**Document passage**:
· · · · · · ·

PUBLISHER: ResearchInChina | PRODUCT CODE: 1583748
PUBLISHER: ResearchInChina | PRODUCT CODE: 1583748
Data closed loop research: as intelligent driving evolves from data-driven to cognition-driven, what changes are needed for data loop?
As software 2.0 and end-to-end technology are introduced into autonomous driving, the intelligent driving development model has evolved from the rule-based sub-task module to the data-driven stage AI 2.0, and is gradually developing towards artificial general intelligence (AGI), namely, AI 3.0.
At the Auto China 2024, SenseAuto showcased its next-generation autonomous driving technology: preview of DriveAGI, which is based on large multimodal models for improvement and upgrade of end-to-end intelligent driving solutions. DriveAGI is the evolution of autonomous driving foundation models from data-driven to cognition-driven, beyond the concept of driver, deepening understanding of the world, and boasting greater reasoning, decision and interaction capabilities. In autonomous driving, it is currently the technical solution that is closest to human thinking patterns, can understand human intentions best, and has the strongest ability to cope with difficult driving scenarios.
Data closed loop is indispensable to autonomous driving R&D after AI 1.0, but at different stages of AI application in autonomous driving, the requirements for each link of data closed loop vary greatly.

· · · · · · ·

**Data lines**:
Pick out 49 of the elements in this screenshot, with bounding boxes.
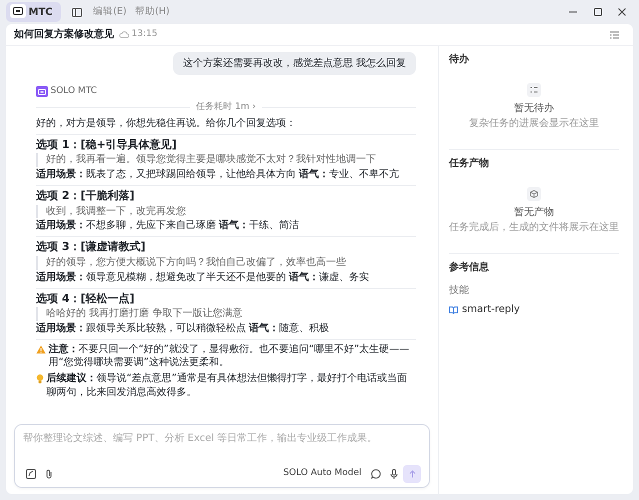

· · · · · · ·

**Requests**:
A. In the data closed loop passage, what did SenseAuto showcase at the Auto China 2024?
B. Please repeat the data closed loop passage between "As software 2.0" and "namely, AI 3.0.", inclusive.
The listing comes from a separate source, not from the data closed loop passage.

**In response**:
A. A preview of DriveAGI, its next-generation autonomous driving technology.

B.
As software 2.0 and end-to-end technology are introduced into autonomous driving, the intelligent driving development model has evolved from the rule-based sub-task module to the data-driven stage AI 2.0, and is gradually developing towards artificial general intelligence (AGI), namely, AI 3.0.